**Given information**:
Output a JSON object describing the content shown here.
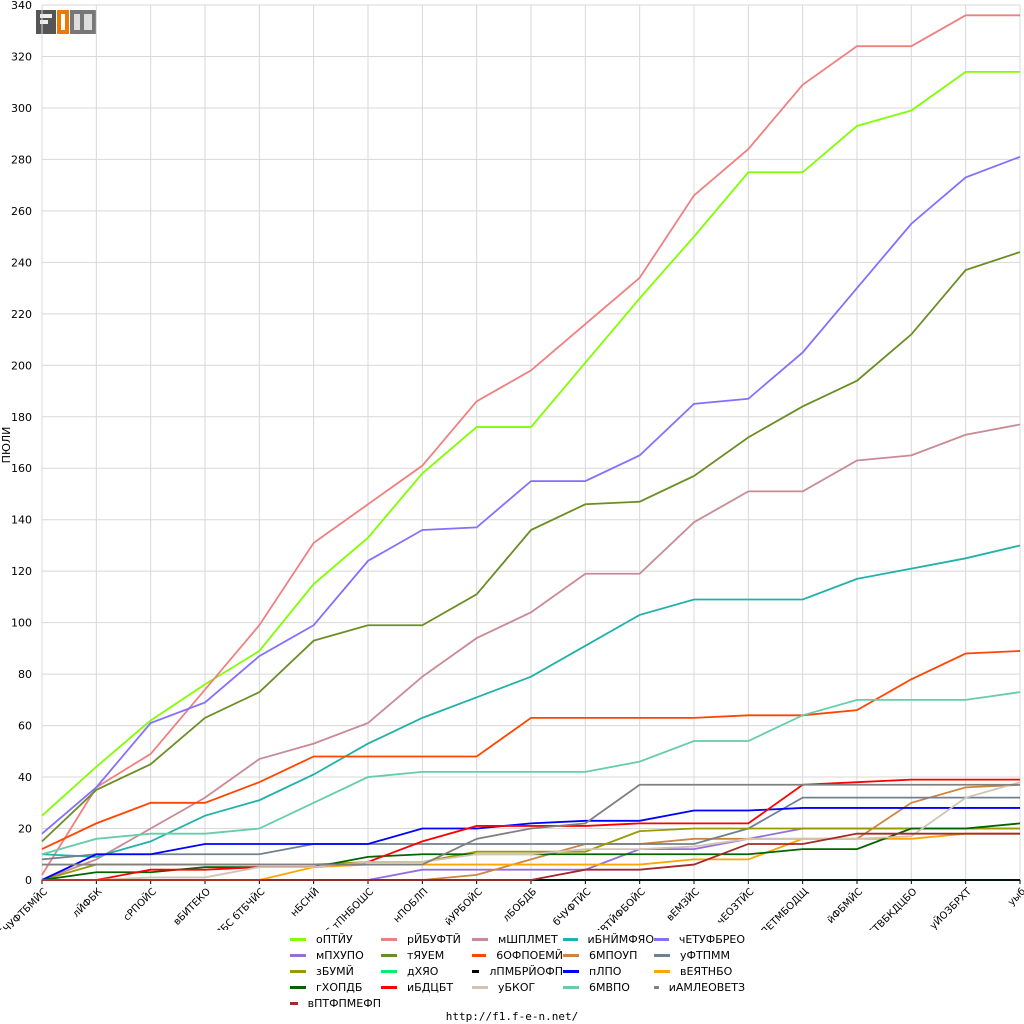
{
  "chart_data": {
    "type": "line",
    "title": "",
    "xlabel": "",
    "ylabel": "ПЮЛИ",
    "ylim": [
      0,
      340
    ],
    "ytick_step": 20,
    "grid": true,
    "legend_position": "bottom",
    "categories": [
      "бЧУФТБМЙС",
      "лЙФБК",
      "сРПОЙС",
      "вБИТЕКО",
      "уБХДПЧУЛБС бТБЧЙС",
      "нБСНЙ",
      "ьНЙМЙС тПНБОШС",
      "нПОБЛП",
      "йУРБОЙС",
      "лБОБДБ",
      "бЧУФТЙС",
      "чЕМЙЛПВТЙФБОЙС",
      "вЕМЗЙС",
      "чЕОЗТЙС",
      "оЙДЕТМБОДЩ",
      "йФБМЙС",
      "бЪЕТВБКДЦБО",
      "уЙОЗБРХТ",
      "уыб"
    ],
    "series": [
      {
        "name": "оПТЙУ",
        "color": "#80ff00",
        "values": [
          25,
          44,
          62,
          76,
          89,
          115,
          133,
          158,
          176,
          176,
          201,
          226,
          250,
          275,
          275,
          293,
          299,
          314,
          314
        ]
      },
      {
        "name": "рЙБУФТЙ",
        "color": "#f08080",
        "values": [
          2,
          36,
          49,
          74,
          99,
          131,
          146,
          161,
          186,
          198,
          216,
          234,
          266,
          284,
          309,
          324,
          324,
          336,
          336
        ]
      },
      {
        "name": "мШПЛМЕТ",
        "color": "#c98a96",
        "values": [
          0,
          8,
          20,
          32,
          47,
          53,
          61,
          79,
          94,
          104,
          119,
          119,
          139,
          151,
          151,
          163,
          165,
          173,
          177
        ]
      },
      {
        "name": "иБНЙМФЯО",
        "color": "#20b2aa",
        "values": [
          10,
          9,
          15,
          25,
          31,
          41,
          53,
          63,
          71,
          79,
          91,
          103,
          109,
          109,
          109,
          117,
          121,
          125,
          130
        ]
      },
      {
        "name": "чЕТУФБРЕО",
        "color": "#8470ff",
        "values": [
          18,
          36,
          61,
          69,
          87,
          99,
          124,
          136,
          137,
          155,
          155,
          165,
          185,
          187,
          205,
          230,
          255,
          273,
          281
        ]
      },
      {
        "name": "мПХУПО",
        "color": "#9370db",
        "values": [
          0,
          0,
          0,
          0,
          0,
          0,
          0,
          4,
          4,
          4,
          4,
          12,
          12,
          16,
          20,
          20,
          20,
          20,
          20
        ]
      },
      {
        "name": "тЯУЕМ",
        "color": "#6b8e23",
        "values": [
          15,
          35,
          45,
          63,
          73,
          93,
          99,
          99,
          111,
          136,
          146,
          147,
          157,
          172,
          184,
          194,
          212,
          237,
          244
        ]
      },
      {
        "name": "бОФПОЕМЙ",
        "color": "#ff4500",
        "values": [
          12,
          22,
          30,
          30,
          38,
          48,
          48,
          48,
          48,
          63,
          63,
          63,
          63,
          64,
          64,
          66,
          78,
          88,
          89
        ]
      },
      {
        "name": "бМПОУП",
        "color": "#cd853f",
        "values": [
          0,
          0,
          0,
          0,
          0,
          0,
          0,
          0,
          2,
          8,
          14,
          14,
          16,
          16,
          16,
          16,
          30,
          36,
          37
        ]
      },
      {
        "name": "уФТПММ",
        "color": "#708090",
        "values": [
          8,
          10,
          10,
          10,
          10,
          14,
          14,
          14,
          14,
          14,
          14,
          14,
          14,
          20,
          32,
          32,
          32,
          32,
          32
        ]
      },
      {
        "name": "зБУМЙ",
        "color": "#999900",
        "values": [
          0,
          6,
          6,
          6,
          6,
          6,
          7,
          7,
          11,
          11,
          11,
          19,
          20,
          20,
          20,
          20,
          20,
          20,
          20
        ]
      },
      {
        "name": "дХЯО",
        "color": "#00ee76",
        "values": [
          0,
          0,
          0,
          0,
          0,
          0,
          0,
          0,
          0,
          0,
          0,
          0,
          0,
          0,
          0,
          0,
          0,
          0,
          0
        ]
      },
      {
        "name": "лПМБРЙОФП",
        "color": "#000000",
        "values": [
          0,
          0,
          0,
          0,
          0,
          0,
          0,
          0,
          0,
          0,
          0,
          0,
          0,
          0,
          0,
          0,
          0,
          0,
          0
        ]
      },
      {
        "name": "пЛПО",
        "color": "#0000ff",
        "values": [
          0,
          10,
          10,
          14,
          14,
          14,
          14,
          20,
          20,
          22,
          23,
          23,
          27,
          27,
          28,
          28,
          28,
          28,
          28
        ]
      },
      {
        "name": "вЕТНБО",
        "color": "#ffa500",
        "values": [
          0,
          0,
          0,
          0,
          0,
          5,
          6,
          6,
          6,
          6,
          6,
          6,
          8,
          8,
          16,
          16,
          16,
          18,
          18
        ]
      },
      {
        "name": "гХОПДБ",
        "color": "#006400",
        "values": [
          0,
          3,
          3,
          5,
          5,
          5,
          9,
          10,
          10,
          10,
          10,
          10,
          10,
          10,
          12,
          12,
          20,
          20,
          22
        ]
      },
      {
        "name": "иБДЦБТ",
        "color": "#ff0000",
        "values": [
          0,
          0,
          4,
          4,
          5,
          5,
          7,
          15,
          21,
          21,
          21,
          22,
          22,
          22,
          37,
          38,
          39,
          39,
          39
        ]
      },
      {
        "name": "уБКОГ",
        "color": "#d2c4b4",
        "values": [
          0,
          0,
          1,
          1,
          5,
          5,
          7,
          7,
          10,
          10,
          12,
          12,
          13,
          16,
          16,
          16,
          17,
          32,
          38
        ]
      },
      {
        "name": "6МВПО",
        "color": "#66cdaa",
        "values": [
          10,
          16,
          18,
          18,
          20,
          30,
          40,
          42,
          42,
          42,
          42,
          46,
          54,
          54,
          64,
          70,
          70,
          70,
          73
        ]
      },
      {
        "name": "иАМЛЕОВЕТЗ",
        "color": "#808080",
        "values": [
          6,
          6,
          6,
          6,
          6,
          6,
          6,
          6,
          16,
          20,
          22,
          37,
          37,
          37,
          37,
          37,
          37,
          37,
          37
        ]
      },
      {
        "name": "вПТФПМЕФП",
        "color": "#a52a2a",
        "values": [
          0,
          0,
          0,
          0,
          0,
          0,
          0,
          0,
          0,
          0,
          4,
          4,
          6,
          14,
          14,
          18,
          18,
          18,
          18
        ]
      }
    ]
  },
  "legend_labels": [
    "оПТЙУ",
    "рЙБУФТЙ",
    "мШПЛМЕТ",
    "иБНЙМФЯО",
    "чЕТУФБРЕО",
    "мПХУПО",
    "тЯУЕМ",
    "6ОФПОЕМЙ",
    "6МПОУП",
    "уФТПММ",
    "зБУМЙ",
    "дХЯО",
    "лПМБРЙОФП",
    "пЛПО",
    "вЕЯТНБО",
    "гХОПДБ",
    "иБДЦБТ",
    "уБКОГ",
    "6МВПО",
    "иАМЛЕОВЕТЗ",
    "вПТФПМЕФП"
  ],
  "footer": {
    "url": "http://f1.f-e-n.net/"
  },
  "logo": {
    "text": "F1EN"
  }
}
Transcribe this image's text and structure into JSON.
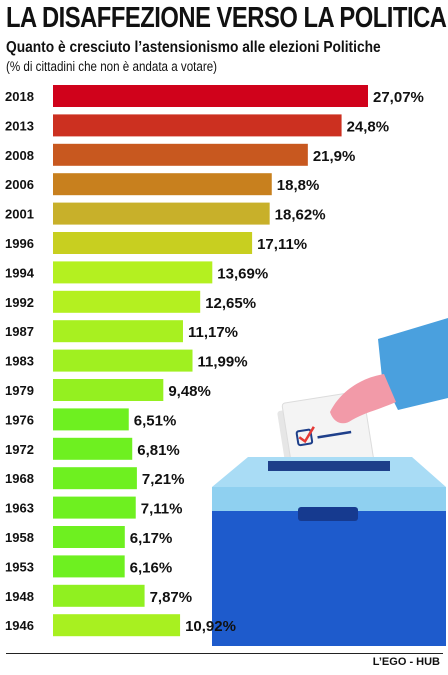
{
  "header": {
    "title": "LA DISAFFEZIONE VERSO LA POLITICA",
    "subtitle": "Quanto è cresciuto l’astensionismo alle elezioni Politiche",
    "note": "(% di cittadini che non è andata a votare)"
  },
  "footer": {
    "source": "L’EGO - HUB"
  },
  "chart_data": {
    "type": "bar",
    "orientation": "horizontal",
    "categories": [
      "2018",
      "2013",
      "2008",
      "2006",
      "2001",
      "1996",
      "1994",
      "1992",
      "1987",
      "1983",
      "1979",
      "1976",
      "1972",
      "1968",
      "1963",
      "1958",
      "1953",
      "1948",
      "1946"
    ],
    "values": [
      27.07,
      24.8,
      21.9,
      18.8,
      18.62,
      17.11,
      13.69,
      12.65,
      11.17,
      11.99,
      9.48,
      6.51,
      6.81,
      7.21,
      7.11,
      6.17,
      6.16,
      7.87,
      10.92
    ],
    "value_labels": [
      "27,07%",
      "24,8%",
      "21,9%",
      "18,8%",
      "18,62%",
      "17,11%",
      "13,69%",
      "12,65%",
      "11,17%",
      "11,99%",
      "9,48%",
      "6,51%",
      "6,81%",
      "7,21%",
      "7,11%",
      "6,17%",
      "6,16%",
      "7,87%",
      "10,92%"
    ],
    "colors": [
      "#d0021b",
      "#cc3020",
      "#c8581f",
      "#c8801e",
      "#c8b02a",
      "#c8cf20",
      "#b4f020",
      "#b4f020",
      "#a8f020",
      "#a0f020",
      "#94f020",
      "#6ef020",
      "#6ef020",
      "#6ef020",
      "#6ef020",
      "#6ef020",
      "#6ef020",
      "#90f020",
      "#a8f020"
    ],
    "title": "LA DISAFFEZIONE VERSO LA POLITICA",
    "xlabel": "",
    "ylabel": "",
    "xlim": [
      0,
      27.07
    ],
    "grid": false,
    "legend": "none"
  }
}
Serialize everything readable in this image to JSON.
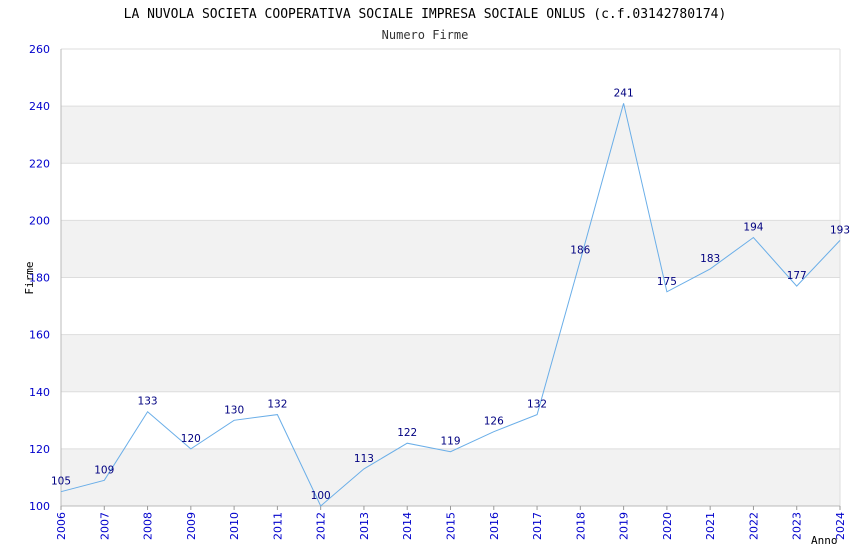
{
  "chart_data": {
    "type": "line",
    "title": "LA NUVOLA SOCIETA COOPERATIVA SOCIALE IMPRESA SOCIALE ONLUS (c.f.03142780174)",
    "subtitle": "Numero Firme",
    "xlabel": "Anno",
    "ylabel": "Firme",
    "ylim": [
      100,
      260
    ],
    "yticks": [
      100,
      120,
      140,
      160,
      180,
      200,
      220,
      240,
      260
    ],
    "x": [
      "2006",
      "2007",
      "2008",
      "2009",
      "2010",
      "2011",
      "2012",
      "2013",
      "2014",
      "2015",
      "2016",
      "2017",
      "2018",
      "2019",
      "2020",
      "2021",
      "2022",
      "2023",
      "2024"
    ],
    "series": [
      {
        "values": [
          105,
          109,
          133,
          120,
          130,
          132,
          100,
          113,
          122,
          119,
          126,
          132,
          186,
          241,
          175,
          183,
          194,
          177,
          193
        ]
      }
    ],
    "grid": true,
    "legend": "none",
    "colors": {
      "line": "#6aaee8",
      "band": "#f2f2f2",
      "grid": "#dddddd",
      "tick_text": "#0000cc",
      "label_text": "#000080"
    }
  }
}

**What you need to do**:
Copy out every line holding the string "grid".

**Response**:
    "grid": true,
    "grid": false,
    "grid": true,
      "grid": "#dddddd",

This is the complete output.